Data for processing:
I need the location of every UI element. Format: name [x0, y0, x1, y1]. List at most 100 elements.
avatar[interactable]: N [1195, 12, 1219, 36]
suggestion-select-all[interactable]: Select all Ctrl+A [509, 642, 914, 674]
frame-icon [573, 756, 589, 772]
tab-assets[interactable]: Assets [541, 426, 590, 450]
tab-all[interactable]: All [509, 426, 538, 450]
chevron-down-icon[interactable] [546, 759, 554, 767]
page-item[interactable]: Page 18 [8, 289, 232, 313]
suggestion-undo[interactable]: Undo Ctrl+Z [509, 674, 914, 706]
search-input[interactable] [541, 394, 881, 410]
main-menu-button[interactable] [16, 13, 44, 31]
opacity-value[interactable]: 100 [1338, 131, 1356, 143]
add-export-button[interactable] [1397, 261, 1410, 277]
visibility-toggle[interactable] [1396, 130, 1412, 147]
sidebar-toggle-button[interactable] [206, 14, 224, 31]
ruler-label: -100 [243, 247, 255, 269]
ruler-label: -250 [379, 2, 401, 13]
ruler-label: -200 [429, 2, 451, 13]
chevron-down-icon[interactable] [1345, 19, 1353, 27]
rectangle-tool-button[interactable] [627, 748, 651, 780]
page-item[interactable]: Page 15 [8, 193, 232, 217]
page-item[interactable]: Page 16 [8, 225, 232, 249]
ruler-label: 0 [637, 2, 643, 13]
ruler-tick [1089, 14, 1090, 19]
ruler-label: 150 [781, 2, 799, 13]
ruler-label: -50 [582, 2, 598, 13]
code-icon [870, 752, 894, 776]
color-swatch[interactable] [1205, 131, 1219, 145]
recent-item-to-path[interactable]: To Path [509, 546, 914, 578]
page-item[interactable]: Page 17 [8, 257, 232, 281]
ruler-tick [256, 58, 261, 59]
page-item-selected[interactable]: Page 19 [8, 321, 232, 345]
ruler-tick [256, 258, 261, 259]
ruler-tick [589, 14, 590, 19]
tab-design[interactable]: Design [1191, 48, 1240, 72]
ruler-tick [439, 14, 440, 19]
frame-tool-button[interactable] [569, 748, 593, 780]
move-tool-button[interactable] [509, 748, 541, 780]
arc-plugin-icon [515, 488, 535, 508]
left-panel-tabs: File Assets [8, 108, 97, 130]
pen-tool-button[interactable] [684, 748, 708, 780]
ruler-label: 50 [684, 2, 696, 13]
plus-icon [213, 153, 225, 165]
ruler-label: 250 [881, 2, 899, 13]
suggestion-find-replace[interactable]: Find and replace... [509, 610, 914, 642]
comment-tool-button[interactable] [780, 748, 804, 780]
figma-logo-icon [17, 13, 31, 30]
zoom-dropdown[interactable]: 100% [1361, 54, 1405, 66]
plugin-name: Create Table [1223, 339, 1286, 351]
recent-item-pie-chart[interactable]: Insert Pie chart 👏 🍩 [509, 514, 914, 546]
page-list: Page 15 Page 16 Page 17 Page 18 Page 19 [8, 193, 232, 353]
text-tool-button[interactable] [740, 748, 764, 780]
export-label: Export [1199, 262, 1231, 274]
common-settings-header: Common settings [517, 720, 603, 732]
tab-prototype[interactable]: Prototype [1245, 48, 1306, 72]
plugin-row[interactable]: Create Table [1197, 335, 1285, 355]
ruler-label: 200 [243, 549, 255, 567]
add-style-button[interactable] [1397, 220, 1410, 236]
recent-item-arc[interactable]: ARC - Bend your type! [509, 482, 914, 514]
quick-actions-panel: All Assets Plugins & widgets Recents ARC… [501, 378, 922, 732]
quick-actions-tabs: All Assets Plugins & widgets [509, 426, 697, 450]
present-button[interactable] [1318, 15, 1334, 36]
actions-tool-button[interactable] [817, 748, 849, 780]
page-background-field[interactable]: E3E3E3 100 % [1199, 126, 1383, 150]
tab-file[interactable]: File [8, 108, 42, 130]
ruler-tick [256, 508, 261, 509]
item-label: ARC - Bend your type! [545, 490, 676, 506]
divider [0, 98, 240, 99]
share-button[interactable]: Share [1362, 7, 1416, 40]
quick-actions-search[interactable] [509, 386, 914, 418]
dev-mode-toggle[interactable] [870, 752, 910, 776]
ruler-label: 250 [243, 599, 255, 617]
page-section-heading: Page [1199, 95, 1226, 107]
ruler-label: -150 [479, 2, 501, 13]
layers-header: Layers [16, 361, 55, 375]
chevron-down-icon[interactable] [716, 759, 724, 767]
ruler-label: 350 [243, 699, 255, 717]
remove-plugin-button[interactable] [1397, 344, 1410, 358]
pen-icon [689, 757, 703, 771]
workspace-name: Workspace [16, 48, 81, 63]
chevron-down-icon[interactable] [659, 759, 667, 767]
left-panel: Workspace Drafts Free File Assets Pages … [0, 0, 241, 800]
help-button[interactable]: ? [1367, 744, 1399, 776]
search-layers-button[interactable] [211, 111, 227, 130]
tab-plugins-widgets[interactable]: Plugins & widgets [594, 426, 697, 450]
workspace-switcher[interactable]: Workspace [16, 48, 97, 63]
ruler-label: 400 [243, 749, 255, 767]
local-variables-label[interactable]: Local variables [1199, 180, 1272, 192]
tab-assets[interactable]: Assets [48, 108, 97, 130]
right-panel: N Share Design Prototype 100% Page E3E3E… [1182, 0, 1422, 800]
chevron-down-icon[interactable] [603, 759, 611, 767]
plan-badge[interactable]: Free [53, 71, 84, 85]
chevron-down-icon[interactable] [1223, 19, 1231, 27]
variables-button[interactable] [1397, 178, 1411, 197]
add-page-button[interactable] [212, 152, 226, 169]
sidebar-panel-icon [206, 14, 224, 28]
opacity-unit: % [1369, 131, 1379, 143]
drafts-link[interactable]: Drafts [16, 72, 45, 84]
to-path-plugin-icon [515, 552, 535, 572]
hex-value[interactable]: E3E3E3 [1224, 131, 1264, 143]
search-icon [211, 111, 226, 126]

Goal: Reproduce the full listing above verbatim, from its first line to its last, without altering any character.

In response:
I need the location of every UI element. Format: name [x0, y0, x1, y1]. List at most 100 elements.
avatar[interactable]: N [1195, 12, 1219, 36]
suggestion-select-all[interactable]: Select all Ctrl+A [509, 642, 914, 674]
frame-icon [573, 756, 589, 772]
tab-assets[interactable]: Assets [541, 426, 590, 450]
tab-all[interactable]: All [509, 426, 538, 450]
chevron-down-icon[interactable] [546, 759, 554, 767]
page-item[interactable]: Page 18 [8, 289, 232, 313]
suggestion-undo[interactable]: Undo Ctrl+Z [509, 674, 914, 706]
search-input[interactable] [541, 394, 881, 410]
main-menu-button[interactable] [16, 13, 44, 31]
opacity-value[interactable]: 100 [1338, 131, 1356, 143]
add-export-button[interactable] [1397, 261, 1410, 277]
visibility-toggle[interactable] [1396, 130, 1412, 147]
sidebar-toggle-button[interactable] [206, 14, 224, 31]
ruler-label: -100 [243, 247, 255, 269]
ruler-label: -250 [379, 2, 401, 13]
ruler-label: -200 [429, 2, 451, 13]
chevron-down-icon[interactable] [1345, 19, 1353, 27]
rectangle-tool-button[interactable] [627, 748, 651, 780]
page-item[interactable]: Page 15 [8, 193, 232, 217]
page-item[interactable]: Page 16 [8, 225, 232, 249]
ruler-label: 0 [637, 2, 643, 13]
ruler-tick [1089, 14, 1090, 19]
ruler-label: 150 [781, 2, 799, 13]
ruler-label: -50 [582, 2, 598, 13]
code-icon [870, 752, 894, 776]
color-swatch[interactable] [1205, 131, 1219, 145]
recent-item-to-path[interactable]: To Path [509, 546, 914, 578]
page-item[interactable]: Page 17 [8, 257, 232, 281]
ruler-tick [256, 58, 261, 59]
page-item-selected[interactable]: Page 19 [8, 321, 232, 345]
ruler-tick [256, 258, 261, 259]
ruler-tick [589, 14, 590, 19]
tab-design[interactable]: Design [1191, 48, 1240, 72]
ruler-tick [439, 14, 440, 19]
frame-tool-button[interactable] [569, 748, 593, 780]
move-tool-button[interactable] [509, 748, 541, 780]
arc-plugin-icon [515, 488, 535, 508]
left-panel-tabs: File Assets [8, 108, 97, 130]
pen-tool-button[interactable] [684, 748, 708, 780]
ruler-label: 50 [684, 2, 696, 13]
plus-icon [213, 153, 225, 165]
ruler-label: 250 [881, 2, 899, 13]
suggestion-find-replace[interactable]: Find and replace... [509, 610, 914, 642]
comment-tool-button[interactable] [780, 748, 804, 780]
figma-logo-icon [17, 13, 31, 30]
zoom-dropdown[interactable]: 100% [1361, 54, 1405, 66]
plugin-name: Create Table [1223, 339, 1286, 351]
recent-item-pie-chart[interactable]: Insert Pie chart 👏 🍩 [509, 514, 914, 546]
page-list: Page 15 Page 16 Page 17 Page 18 Page 19 [8, 193, 232, 353]
text-tool-button[interactable] [740, 748, 764, 780]
export-label: Export [1199, 262, 1231, 274]
common-settings-header: Common settings [517, 720, 603, 732]
tab-prototype[interactable]: Prototype [1245, 48, 1306, 72]
plugin-row[interactable]: Create Table [1197, 335, 1285, 355]
ruler-label: 200 [243, 549, 255, 567]
add-style-button[interactable] [1397, 220, 1410, 236]
recent-item-arc[interactable]: ARC - Bend your type! [509, 482, 914, 514]
quick-actions-panel: All Assets Plugins & widgets Recents ARC… [501, 378, 922, 732]
quick-actions-tabs: All Assets Plugins & widgets [509, 426, 697, 450]
present-button[interactable] [1318, 15, 1334, 36]
actions-tool-button[interactable] [817, 748, 849, 780]
page-background-field[interactable]: E3E3E3 100 % [1199, 126, 1383, 150]
tab-file[interactable]: File [8, 108, 42, 130]
ruler-tick [256, 508, 261, 509]
item-label: ARC - Bend your type! [545, 490, 676, 506]
divider [0, 98, 240, 99]
share-button[interactable]: Share [1362, 7, 1416, 40]
quick-actions-search[interactable] [509, 386, 914, 418]
dev-mode-toggle[interactable] [870, 752, 910, 776]
ruler-label: 250 [243, 599, 255, 617]
page-section-heading: Page [1199, 95, 1226, 107]
ruler-label: -150 [479, 2, 501, 13]
layers-header: Layers [16, 361, 55, 375]
chevron-down-icon[interactable] [716, 759, 724, 767]
ruler-label: 350 [243, 699, 255, 717]
remove-plugin-button[interactable] [1397, 344, 1410, 358]
pen-icon [689, 757, 703, 771]
workspace-name: Workspace [16, 48, 81, 63]
chevron-down-icon[interactable] [659, 759, 667, 767]
left-panel: Workspace Drafts Free File Assets Pages … [0, 0, 241, 800]
help-button[interactable]: ? [1367, 744, 1399, 776]
search-layers-button[interactable] [211, 111, 227, 130]
tab-plugins-widgets[interactable]: Plugins & widgets [594, 426, 697, 450]
workspace-switcher[interactable]: Workspace [16, 48, 97, 63]
ruler-label: 400 [243, 749, 255, 767]
local-variables-label[interactable]: Local variables [1199, 180, 1272, 192]
tab-assets[interactable]: Assets [48, 108, 97, 130]
right-panel: N Share Design Prototype 100% Page E3E3E… [1182, 0, 1422, 800]
chevron-down-icon[interactable] [603, 759, 611, 767]
plan-badge[interactable]: Free [53, 71, 84, 85]
chevron-down-icon[interactable] [1223, 19, 1231, 27]
variables-button[interactable] [1397, 178, 1411, 197]
add-page-button[interactable] [212, 152, 226, 169]
sidebar-panel-icon [206, 14, 224, 28]
opacity-unit: % [1369, 131, 1379, 143]
drafts-link[interactable]: Drafts [16, 72, 45, 84]
to-path-plugin-icon [515, 552, 535, 572]
hex-value[interactable]: E3E3E3 [1224, 131, 1264, 143]
search-icon [211, 111, 226, 126]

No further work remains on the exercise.